Start of INFORMATION SHOWN

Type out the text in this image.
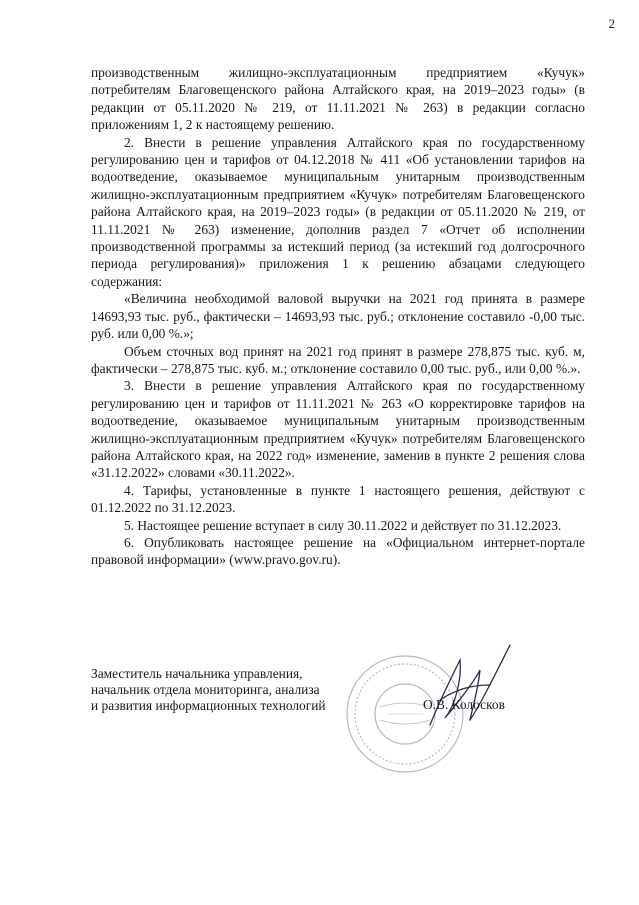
2

производственным жилищно-эксплуатационным предприятием «Кучук» потребителям Благовещенского района Алтайского края, на 2019–2023 годы» (в редакции от 05.11.2020 № 219, от 11.11.2021 № 263) в редакции согласно приложениям 1, 2 к настоящему решению.

2. Внести в решение управления Алтайского края по государственному регулированию цен и тарифов от 04.12.2018 № 411 «Об установлении тарифов на водоотведение, оказываемое муниципальным унитарным производственным жилищно-эксплуатационным предприятием «Кучук» потребителям Благовещенского района Алтайского края, на 2019–2023 годы» (в редакции от 05.11.2020 № 219, от 11.11.2021 № 263) изменение, дополнив раздел 7 «Отчет об исполнении производственной программы за истекший период (за истекший год долгосрочного периода регулирования)» приложения 1 к решению абзацами следующего содержания:

«Величина необходимой валовой выручки на 2021 год принята в размере 14693,93 тыс. руб., фактически – 14693,93 тыс. руб.; отклонение составило -0,00 тыс. руб. или 0,00 %.»;

Объем сточных вод принят на 2021 год принят в размере 278,875 тыс. куб. м, фактически – 278,875 тыс. куб. м.; отклонение составило 0,00 тыс. руб., или 0,00 %.».

3. Внести в решение управления Алтайского края по государственному регулированию цен и тарифов от 11.11.2021 № 263 «О корректировке тарифов на водоотведение, оказываемое муниципальным унитарным производственным жилищно-эксплуатационным предприятием «Кучук» потребителям Благовещенского района Алтайского края, на 2022 год» изменение, заменив в пункте 2 решения слова «31.12.2022» словами «30.11.2022».

4. Тарифы, установленные в пункте 1 настоящего решения, действуют с 01.12.2022 по 31.12.2023.

5. Настоящее решение вступает в силу 30.11.2022 и действует по 31.12.2023.

6. Опубликовать настоящее решение на «Официальном интернет-портале правовой информации» (www.pravo.gov.ru).

Заместитель начальника управления,
начальник отдела мониторинга, анализа
и развития информационных технологий	О.В. Колосков
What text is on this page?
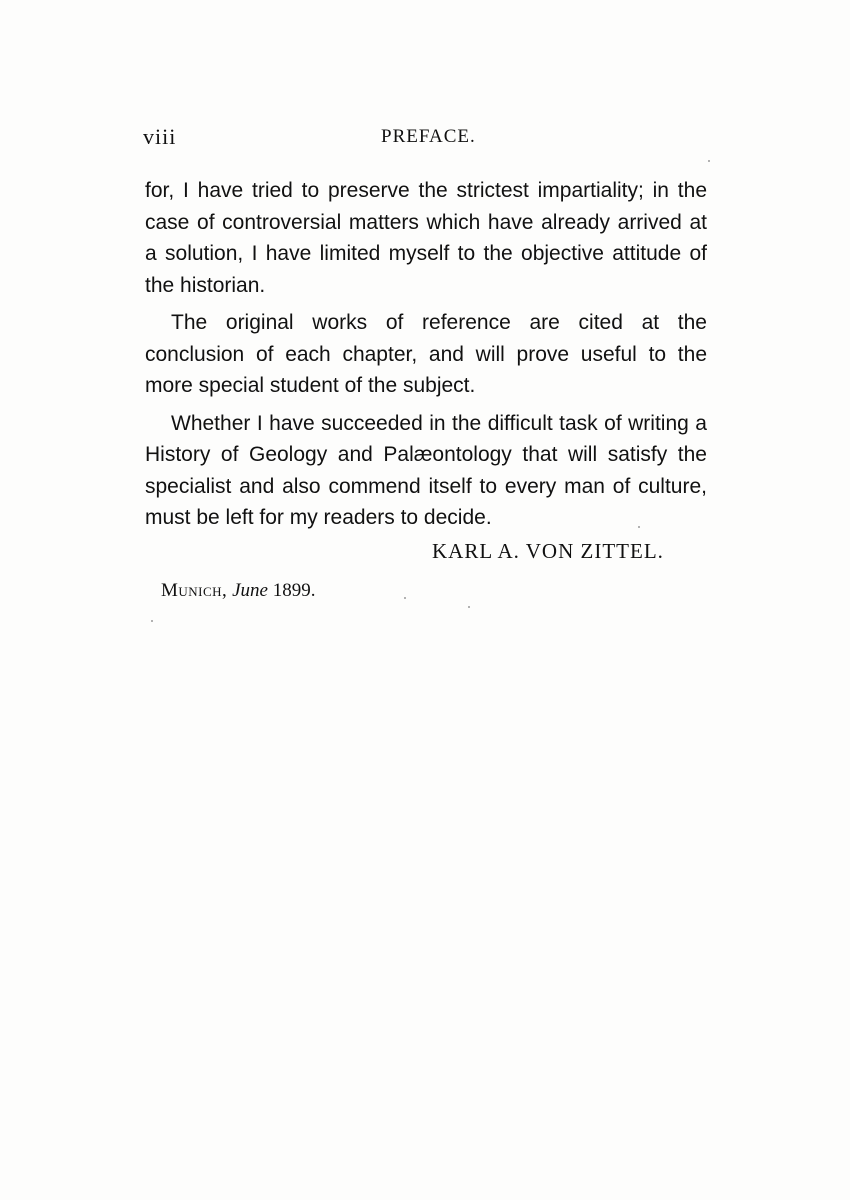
viii	PREFACE.

for, I have tried to preserve the strictest impartiality; in the case of controversial matters which have already arrived at a solution, I have limited myself to the objective attitude of the historian.

The original works of reference are cited at the conclusion of each chapter, and will prove useful to the more special student of the subject.

Whether I have succeeded in the difficult task of writing a History of Geology and Palæontology that will satisfy the specialist and also commend itself to every man of culture, must be left for my readers to decide.

KARL A. VON ZITTEL.
Munich, June 1899.
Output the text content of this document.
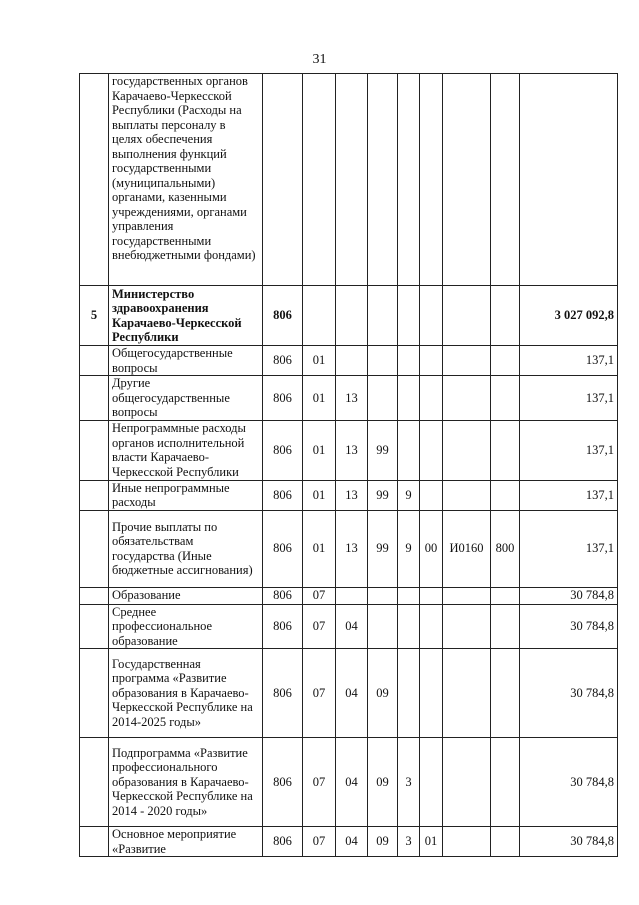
31
	государственных органов Карачаево-Черкесской Республики (Расходы на выплаты персоналу в целях обеспечения выполнения функций государственными (муниципальными) органами, казенными учреждениями, органами управления государственными внебюджетными фондами)									
5	Министерство здравоохранения Карачаево-Черкесской Республики	806								3 027 092,8
	Общегосударственные вопросы	806	01							137,1
	Другие общегосударственные вопросы	806	01	13						137,1
	Непрограммные расходы органов исполнительной власти Карачаево-Черкесской Республики	806	01	13	99					137,1
	Иные непрограммные расходы	806	01	13	99	9				137,1
	Прочие выплаты по обязательствам государства (Иные бюджетные ассигнования)	806	01	13	99	9	00	И0160	800	137,1
	Образование	806	07							30 784,8
	Среднее профессиональное образование	806	07	04						30 784,8
	Государственная программа «Развитие образования в Карачаево-Черкесской Республике на 2014-2025 годы»	806	07	04	09					30 784,8
	Подпрограмма «Развитие профессионального образования в Карачаево-Черкесской Республике на 2014 - 2020 годы»	806	07	04	09	3				30 784,8
	Основное мероприятие «Развитие	806	07	04	09	3	01			30 784,8
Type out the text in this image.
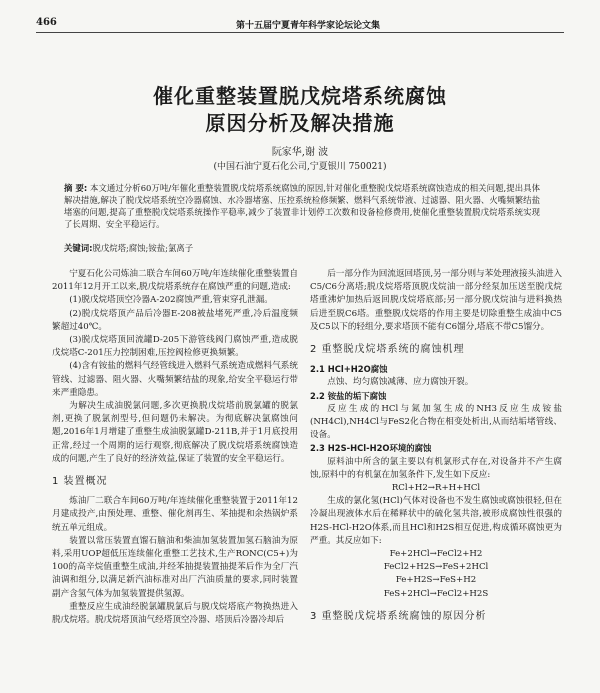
466	第十五届宁夏青年科学家论坛论文集
催化重整装置脱戊烷塔系统腐蚀
原因分析及解决措施
阮家华,谢 波
(中国石油宁夏石化公司,宁夏银川 750021)
摘 要: 本文通过分析60万吨/年催化重整装置脱戊烷塔系统腐蚀的原因,针对催化重整脱戊烷塔系统腐蚀造成的相关问题,提出具体解决措施,解决了脱戊烷塔系统空冷器腐蚀、水冷器堵塞、压控系统检修频繁、燃料气系统带液、过滤器、阻火器、火嘴频繁结盐堵塞的问题,提高了重整脱戊烷塔系统操作平稳率,减少了装置非计划停工次数和设备检修费用,使催化重整装置脱戊烷塔系统实现了长周期、安全平稳运行。
关键词:脱戊烷塔;腐蚀;铵盐;氯离子

宁夏石化公司炼油二联合车间60万吨/年连续催化重整装置自2011年12月开工以来,脱戊烷塔系统存在腐蚀严重的问题,造成:

(1)脱戊烷塔顶空冷器A-202腐蚀严重,管束穿孔泄漏。

(2)脱戊烷塔顶产品后冷器E-208被盐堵死严重,冷后温度频繁超过40℃。

(3)脱戊烷塔顶回流罐D-205下游管线阀门腐蚀严重,造成脱戊烷塔C-201压力控制困难,压控阀检修更换频繁。

(4)含有铵盐的燃料气经管线进入燃料气系统造成燃料气系统管线、过滤器、阻火器、火嘴频繁结盐的现象,给安全平稳运行带来严重隐患。

为解决生成油脱氯问题,多次更换脱戊烷塔前脱氯罐的脱氯剂,更换了脱氯剂型号,但问题仍未解决。为彻底解决氯腐蚀问题,2016年1月增建了重整生成油脱氯罐D-211B,并于1月底投用正常,经过一个周期的运行观察,彻底解决了脱戊烷塔系统腐蚀造成的问题,产生了良好的经济效益,保证了装置的安全平稳运行。

1 装置概况

炼油厂二联合车间60万吨/年连续催化重整装置于2011年12月建成投产,由预处理、重整、催化剂再生、苯抽提和余热锅炉系统五单元组成。

装置以常压装置直馏石脑油和柴油加氢装置加氢石脑油为原料,采用UOP超低压连续催化重整工艺技术,生产RONC(C5+)为100的高辛烷值重整生成油,并经苯抽提装置抽提苯后作为全厂汽油调和组分,以满足新汽油标准对出厂汽油质量的要求,同时装置副产含氢气体为加氢装置提供氢源。

重整反应生成油经脱氯罐脱氯后与脱戊烷塔底产物换热进入脱戊烷塔。脱戊烷塔顶油气经塔顶空冷器、塔顶后冷器冷却后

后一部分作为回流返回塔顶,另一部分则与苯处理液接头油进入C5/C6分离塔;脱戊烷塔塔顶脱戊烷油一部分经泵加压送至脱戊烷塔重沸炉加热后返回脱戊烷塔底部;另一部分脱戊烷油与进料换热后进至脱C6塔。重整脱戊烷塔的作用主要是切除重整生成油中C5及C5以下的轻组分,要求塔顶不能有C6馏分,塔底不带C5馏分。

2 重整脱戊烷塔系统的腐蚀机理

2.1 HCl+H2O腐蚀

点蚀、均匀腐蚀减薄、应力腐蚀开裂。

2.2 铵盐的垢下腐蚀

反应生成的HCl与氮加氢生成的NH3反应生成铵盐(NH4Cl),NH4Cl与FeS2化合物在相变处析出,从而结垢堵管线、设备。

2.3 H2S-HCl-H2O环境的腐蚀

原料油中所含的氯主要以有机氯形式存在,对设备并不产生腐蚀,原料中的有机氯在加氢条件下,发生如下反应:

RCl+H2→R+H+HCl

生成的氯化氢(HCl)气体对设备也不发生腐蚀或腐蚀很轻,但在冷凝出现液体水后在稀释状中的硫化氢共溶,被形成腐蚀性很强的H2S-HCl-H2O体系,而且HCl和H2S相互促进,构成循环腐蚀更为严重。其反应如下:

Fe+2HCl→FeCl2+H2

FeCl2+H2S→FeS+2HCl

Fe+H2S→FeS+H2

FeS+2HCl→FeCl2+H2S

3 重整脱戊烷塔系统腐蚀的原因分析
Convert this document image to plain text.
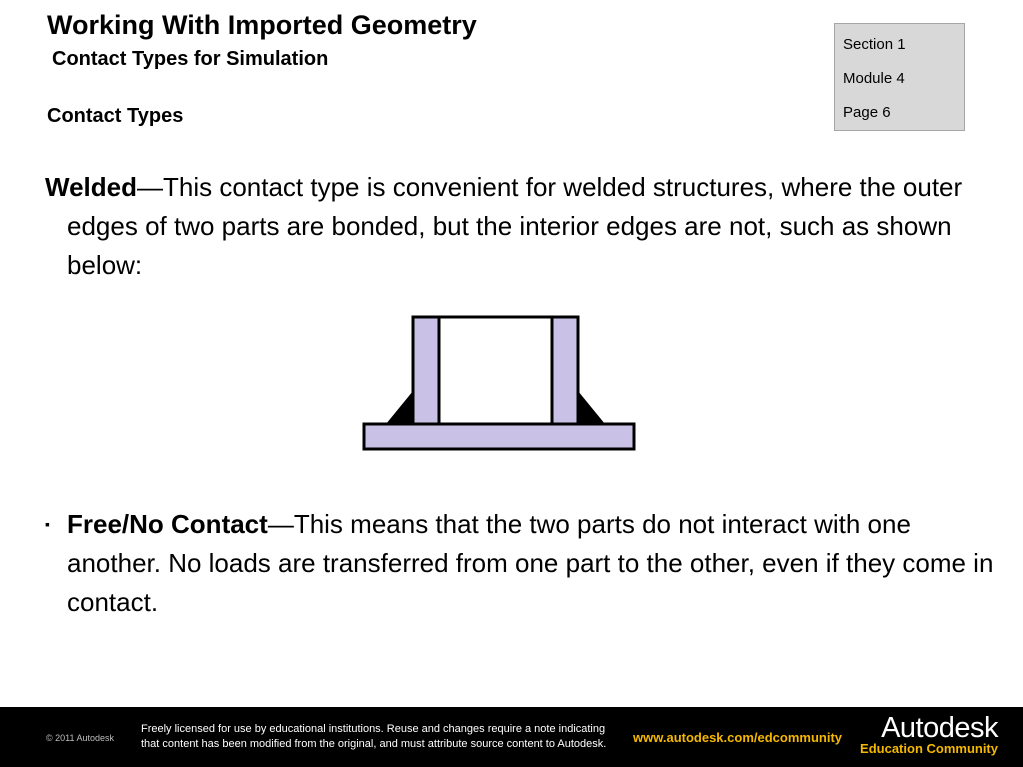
Working With Imported Geometry
Contact Types for Simulation
Contact Types
Section 1
Module 4
Page 6
Welded—This contact type is convenient for welded structures, where the outer edges of two parts are bonded, but the interior edges are not, such as shown below:
▪ Free/No Contact—This means that the two parts do not interact with one another. No loads are transferred from one part to the other, even if they come in contact.
© 2011 Autodesk
Freely licensed for use by educational institutions. Reuse and changes require a note indicating
that content has been modified from the original, and must attribute source content to Autodesk. www.autodesk.com/edcommunity	Autodesk
Education Community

End of INFORMATION SHOWN

TASK DETAILS: Supply the count of lines in the entries that contain the word "will", and nothing besides.

CORRECT OUTPUT: 2